### Problem to work on
Repeat the listing below in full, exactly as it stands.
· · ·
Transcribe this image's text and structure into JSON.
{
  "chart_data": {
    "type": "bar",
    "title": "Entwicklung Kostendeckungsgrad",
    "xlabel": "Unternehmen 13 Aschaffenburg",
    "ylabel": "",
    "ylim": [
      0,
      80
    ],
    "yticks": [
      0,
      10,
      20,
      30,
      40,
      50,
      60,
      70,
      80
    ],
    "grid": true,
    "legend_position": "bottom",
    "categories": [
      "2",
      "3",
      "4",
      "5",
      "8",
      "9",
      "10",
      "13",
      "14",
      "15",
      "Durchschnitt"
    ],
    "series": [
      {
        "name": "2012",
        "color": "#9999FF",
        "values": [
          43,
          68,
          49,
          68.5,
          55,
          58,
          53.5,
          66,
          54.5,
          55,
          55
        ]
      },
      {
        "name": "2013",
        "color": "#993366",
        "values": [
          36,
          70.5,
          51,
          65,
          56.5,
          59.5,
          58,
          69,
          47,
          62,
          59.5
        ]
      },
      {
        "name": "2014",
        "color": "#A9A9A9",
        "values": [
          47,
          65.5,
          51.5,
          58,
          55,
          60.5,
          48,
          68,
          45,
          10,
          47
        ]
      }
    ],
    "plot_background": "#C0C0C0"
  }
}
· · ·
### Task answer
Transcribe this image's text and structure into JSON.
{
  "chart_data": {
    "type": "bar",
    "title": "Entwicklung Kostendeckungsgrad",
    "xlabel": "Unternehmen 13 Aschaffenburg",
    "ylabel": "",
    "ylim": [
      0,
      80
    ],
    "yticks": [
      0,
      10,
      20,
      30,
      40,
      50,
      60,
      70,
      80
    ],
    "grid": true,
    "legend_position": "bottom",
    "categories": [
      "2",
      "3",
      "4",
      "5",
      "8",
      "9",
      "10",
      "13",
      "14",
      "15",
      "Durchschnitt"
    ],
    "series": [
      {
        "name": "2012",
        "color": "#9999FF",
        "values": [
          43,
          68,
          49,
          68.5,
          55,
          58,
          53.5,
          66,
          54.5,
          55,
          55
        ]
      },
      {
        "name": "2013",
        "color": "#993366",
        "values": [
          36,
          70.5,
          51,
          65,
          56.5,
          59.5,
          58,
          69,
          47,
          62,
          59.5
        ]
      },
      {
        "name": "2014",
        "color": "#A9A9A9",
        "values": [
          47,
          65.5,
          51.5,
          58,
          55,
          60.5,
          48,
          68,
          45,
          10,
          47
        ]
      }
    ],
    "plot_background": "#C0C0C0"
  }
}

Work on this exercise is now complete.